:: Your instructions ::
Copy every line from the one containing "Transcribe the text in this document." through the last line of the records below, both included, and nothing else.

++++++++

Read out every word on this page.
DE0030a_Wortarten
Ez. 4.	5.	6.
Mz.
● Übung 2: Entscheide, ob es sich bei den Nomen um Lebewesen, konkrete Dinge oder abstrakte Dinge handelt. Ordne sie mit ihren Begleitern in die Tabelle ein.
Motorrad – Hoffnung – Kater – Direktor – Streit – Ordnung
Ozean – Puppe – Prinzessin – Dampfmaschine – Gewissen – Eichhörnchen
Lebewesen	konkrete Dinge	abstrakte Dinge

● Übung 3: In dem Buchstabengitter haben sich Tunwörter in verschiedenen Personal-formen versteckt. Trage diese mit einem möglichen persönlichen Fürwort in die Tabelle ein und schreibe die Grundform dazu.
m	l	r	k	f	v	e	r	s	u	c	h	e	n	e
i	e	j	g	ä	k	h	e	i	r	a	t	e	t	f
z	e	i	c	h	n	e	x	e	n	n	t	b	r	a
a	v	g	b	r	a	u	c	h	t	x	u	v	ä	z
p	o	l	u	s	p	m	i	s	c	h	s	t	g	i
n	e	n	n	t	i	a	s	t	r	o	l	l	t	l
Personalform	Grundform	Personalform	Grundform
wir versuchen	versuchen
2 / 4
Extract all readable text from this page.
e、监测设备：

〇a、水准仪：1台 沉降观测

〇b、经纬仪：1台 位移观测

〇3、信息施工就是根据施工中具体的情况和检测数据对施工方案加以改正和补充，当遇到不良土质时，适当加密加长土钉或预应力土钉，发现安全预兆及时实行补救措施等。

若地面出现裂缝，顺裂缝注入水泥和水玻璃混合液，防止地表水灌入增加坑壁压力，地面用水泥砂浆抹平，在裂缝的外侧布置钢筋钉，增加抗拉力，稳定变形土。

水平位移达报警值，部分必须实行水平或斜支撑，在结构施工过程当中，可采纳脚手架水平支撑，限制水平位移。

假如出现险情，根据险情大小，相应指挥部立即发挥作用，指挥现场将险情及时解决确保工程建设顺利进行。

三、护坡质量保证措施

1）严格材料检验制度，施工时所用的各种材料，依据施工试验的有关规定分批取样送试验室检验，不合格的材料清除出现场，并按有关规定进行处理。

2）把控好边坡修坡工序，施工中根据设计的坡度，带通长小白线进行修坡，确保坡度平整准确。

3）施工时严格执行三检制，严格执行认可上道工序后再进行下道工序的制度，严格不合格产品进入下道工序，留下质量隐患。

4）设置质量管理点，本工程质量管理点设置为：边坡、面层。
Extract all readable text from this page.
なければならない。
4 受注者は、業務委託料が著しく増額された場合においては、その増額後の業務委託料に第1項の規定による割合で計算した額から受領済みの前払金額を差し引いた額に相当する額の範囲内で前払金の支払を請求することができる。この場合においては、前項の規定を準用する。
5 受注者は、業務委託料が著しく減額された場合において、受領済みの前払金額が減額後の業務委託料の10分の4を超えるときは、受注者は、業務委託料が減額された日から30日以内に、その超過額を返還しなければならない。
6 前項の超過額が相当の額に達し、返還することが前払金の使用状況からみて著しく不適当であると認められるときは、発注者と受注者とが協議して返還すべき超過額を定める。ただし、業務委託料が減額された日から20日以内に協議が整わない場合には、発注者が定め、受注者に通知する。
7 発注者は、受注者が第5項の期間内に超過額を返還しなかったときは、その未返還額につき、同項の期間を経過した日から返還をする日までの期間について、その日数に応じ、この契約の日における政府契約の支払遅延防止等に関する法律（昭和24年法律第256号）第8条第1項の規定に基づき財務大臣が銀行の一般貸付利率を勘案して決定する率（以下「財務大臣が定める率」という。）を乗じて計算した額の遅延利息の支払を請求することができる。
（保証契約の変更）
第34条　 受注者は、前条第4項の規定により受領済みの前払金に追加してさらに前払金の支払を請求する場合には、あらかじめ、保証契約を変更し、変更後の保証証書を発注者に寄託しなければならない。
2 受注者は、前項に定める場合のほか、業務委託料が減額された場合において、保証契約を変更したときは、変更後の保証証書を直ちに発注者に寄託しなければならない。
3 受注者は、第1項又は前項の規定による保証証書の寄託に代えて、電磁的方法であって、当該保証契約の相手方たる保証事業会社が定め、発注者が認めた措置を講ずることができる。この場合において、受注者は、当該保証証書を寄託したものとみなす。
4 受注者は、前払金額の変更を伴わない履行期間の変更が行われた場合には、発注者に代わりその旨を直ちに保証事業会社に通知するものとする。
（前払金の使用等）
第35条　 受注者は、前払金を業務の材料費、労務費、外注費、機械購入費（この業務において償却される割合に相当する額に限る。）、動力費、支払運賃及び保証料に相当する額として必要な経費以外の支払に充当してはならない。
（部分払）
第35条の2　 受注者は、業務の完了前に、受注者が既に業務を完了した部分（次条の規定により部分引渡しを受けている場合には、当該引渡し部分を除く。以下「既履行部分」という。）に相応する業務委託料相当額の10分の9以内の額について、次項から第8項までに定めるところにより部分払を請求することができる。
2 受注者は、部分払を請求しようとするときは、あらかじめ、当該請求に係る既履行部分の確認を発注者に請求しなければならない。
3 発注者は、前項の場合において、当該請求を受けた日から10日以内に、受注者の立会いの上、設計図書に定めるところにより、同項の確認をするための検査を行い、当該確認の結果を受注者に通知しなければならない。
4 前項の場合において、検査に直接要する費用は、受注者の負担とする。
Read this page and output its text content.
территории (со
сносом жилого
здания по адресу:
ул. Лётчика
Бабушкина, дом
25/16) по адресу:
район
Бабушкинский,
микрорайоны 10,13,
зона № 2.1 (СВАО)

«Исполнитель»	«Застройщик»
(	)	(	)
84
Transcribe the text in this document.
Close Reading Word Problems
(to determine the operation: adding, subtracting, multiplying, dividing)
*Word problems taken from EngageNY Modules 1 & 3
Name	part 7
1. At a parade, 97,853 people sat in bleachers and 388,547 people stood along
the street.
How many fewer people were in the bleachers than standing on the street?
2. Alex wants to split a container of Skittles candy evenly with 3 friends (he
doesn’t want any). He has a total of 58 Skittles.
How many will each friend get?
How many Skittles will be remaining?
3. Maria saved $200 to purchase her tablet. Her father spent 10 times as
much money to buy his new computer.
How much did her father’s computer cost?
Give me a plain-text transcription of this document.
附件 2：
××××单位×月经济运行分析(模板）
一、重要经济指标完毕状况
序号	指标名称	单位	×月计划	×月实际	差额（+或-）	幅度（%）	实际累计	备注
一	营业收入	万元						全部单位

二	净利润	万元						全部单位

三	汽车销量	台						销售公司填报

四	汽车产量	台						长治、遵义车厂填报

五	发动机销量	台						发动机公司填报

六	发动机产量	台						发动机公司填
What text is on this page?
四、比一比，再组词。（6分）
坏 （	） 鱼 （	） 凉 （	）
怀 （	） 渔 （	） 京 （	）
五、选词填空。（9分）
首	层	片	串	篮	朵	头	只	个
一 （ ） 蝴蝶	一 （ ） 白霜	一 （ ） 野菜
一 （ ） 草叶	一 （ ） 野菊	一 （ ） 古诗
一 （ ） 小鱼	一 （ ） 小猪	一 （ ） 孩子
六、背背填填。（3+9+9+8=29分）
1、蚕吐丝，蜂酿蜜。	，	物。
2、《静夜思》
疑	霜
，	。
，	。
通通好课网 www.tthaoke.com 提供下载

++++++++

:: Completed exercise ::
Transcribe the text in this document.
Close Reading Word Problems
(to determine the operation: adding, subtracting, multiplying, dividing)
*Word problems taken from EngageNY Modules 1 & 3
Name	part 7
1. At a parade, 97,853 people sat in bleachers and 388,547 people stood along
the street.
How many fewer people were in the bleachers than standing on the street?
2. Alex wants to split a container of Skittles candy evenly with 3 friends (he
doesn’t want any). He has a total of 58 Skittles.
How many will each friend get?
How many Skittles will be remaining?
3. Maria saved $200 to purchase her tablet. Her father spent 10 times as
much money to buy his new computer.
How much did her father’s computer cost?
Give me a plain-text transcription of this document.
附件 2：
××××单位×月经济运行分析(模板）
一、重要经济指标完毕状况
序号	指标名称	单位	×月计划	×月实际	差额（+或-）	幅度（%）	实际累计	备注
一	营业收入	万元						全部单位

二	净利润	万元						全部单位

三	汽车销量	台						销售公司填报

四	汽车产量	台						长治、遵义车厂填报

五	发动机销量	台						发动机公司填报

六	发动机产量	台						发动机公司填
What text is on this page?
四、比一比，再组词。（6分）
坏 （	） 鱼 （	） 凉 （	）
怀 （	） 渔 （	） 京 （	）
五、选词填空。（9分）
首	层	片	串	篮	朵	头	只	个
一 （ ） 蝴蝶	一 （ ） 白霜	一 （ ） 野菜
一 （ ） 草叶	一 （ ） 野菊	一 （ ） 古诗
一 （ ） 小鱼	一 （ ） 小猪	一 （ ） 孩子
六、背背填填。（3+9+9+8=29分）
1、蚕吐丝，蜂酿蜜。	，	物。
2、《静夜思》
疑	霜
，	。
，	。
通通好课网 www.tthaoke.com 提供下载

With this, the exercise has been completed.